▸ RECORDS TO USE

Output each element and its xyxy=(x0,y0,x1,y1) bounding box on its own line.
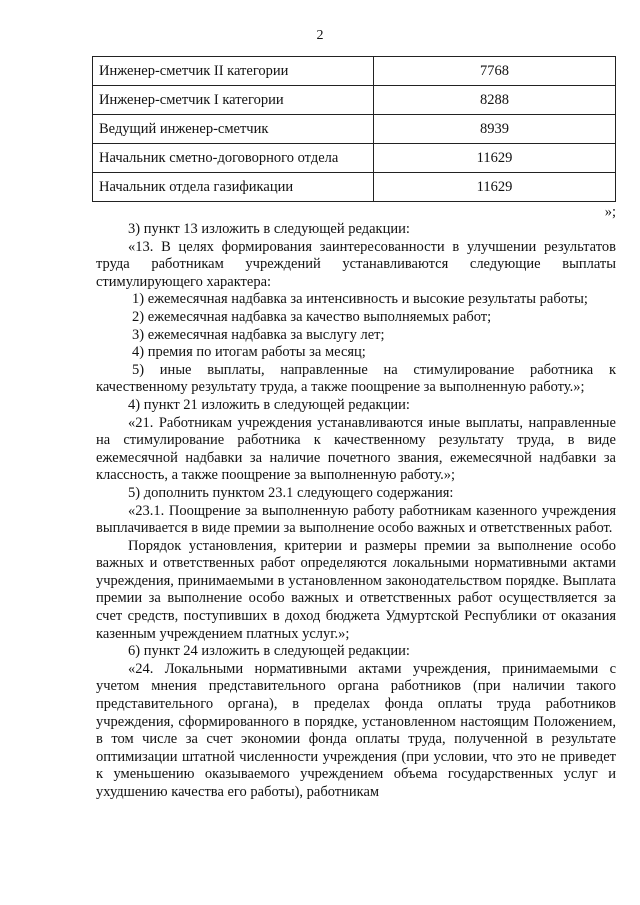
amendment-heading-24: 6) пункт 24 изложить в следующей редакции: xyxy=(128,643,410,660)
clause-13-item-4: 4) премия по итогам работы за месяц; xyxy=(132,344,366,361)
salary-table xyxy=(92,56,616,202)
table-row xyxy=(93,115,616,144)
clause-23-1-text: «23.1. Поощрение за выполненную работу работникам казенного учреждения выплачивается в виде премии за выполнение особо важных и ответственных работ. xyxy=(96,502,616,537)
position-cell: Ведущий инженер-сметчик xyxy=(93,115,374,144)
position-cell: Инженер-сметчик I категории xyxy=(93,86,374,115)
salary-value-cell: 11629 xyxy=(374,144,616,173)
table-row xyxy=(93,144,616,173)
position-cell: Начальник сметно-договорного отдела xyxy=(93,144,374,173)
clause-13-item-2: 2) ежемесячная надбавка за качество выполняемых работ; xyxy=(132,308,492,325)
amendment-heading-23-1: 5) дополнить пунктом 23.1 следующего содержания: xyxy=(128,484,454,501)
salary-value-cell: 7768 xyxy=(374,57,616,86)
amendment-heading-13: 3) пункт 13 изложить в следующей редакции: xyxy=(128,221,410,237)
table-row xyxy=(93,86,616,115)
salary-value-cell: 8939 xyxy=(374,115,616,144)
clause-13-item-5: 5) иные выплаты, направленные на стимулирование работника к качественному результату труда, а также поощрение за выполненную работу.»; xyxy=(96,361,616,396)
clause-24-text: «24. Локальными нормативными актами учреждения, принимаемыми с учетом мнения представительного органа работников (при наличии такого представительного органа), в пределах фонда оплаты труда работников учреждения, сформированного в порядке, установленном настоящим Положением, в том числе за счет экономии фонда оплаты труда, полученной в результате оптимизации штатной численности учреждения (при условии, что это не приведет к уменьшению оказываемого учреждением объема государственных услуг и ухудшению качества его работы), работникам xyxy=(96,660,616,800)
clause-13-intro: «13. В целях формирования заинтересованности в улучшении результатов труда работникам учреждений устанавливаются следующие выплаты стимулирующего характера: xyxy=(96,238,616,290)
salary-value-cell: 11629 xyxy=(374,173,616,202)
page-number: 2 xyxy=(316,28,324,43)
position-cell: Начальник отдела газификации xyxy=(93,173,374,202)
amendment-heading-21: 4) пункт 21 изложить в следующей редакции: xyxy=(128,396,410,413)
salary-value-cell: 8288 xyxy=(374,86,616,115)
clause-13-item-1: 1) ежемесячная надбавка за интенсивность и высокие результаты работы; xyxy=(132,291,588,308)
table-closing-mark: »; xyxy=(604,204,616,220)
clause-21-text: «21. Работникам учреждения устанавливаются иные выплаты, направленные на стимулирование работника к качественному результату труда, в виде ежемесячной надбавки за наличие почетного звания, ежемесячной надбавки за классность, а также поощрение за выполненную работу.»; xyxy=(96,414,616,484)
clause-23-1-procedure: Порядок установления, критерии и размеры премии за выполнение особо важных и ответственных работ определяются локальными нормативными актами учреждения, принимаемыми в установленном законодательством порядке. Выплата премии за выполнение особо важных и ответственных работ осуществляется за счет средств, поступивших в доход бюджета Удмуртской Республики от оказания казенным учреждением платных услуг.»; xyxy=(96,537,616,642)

▸ GIVEN EXERCISE
In how many lines of the data does the string "устанавливаются" appear? Reply with the number alone.

▸ SOLUTION BELOW
2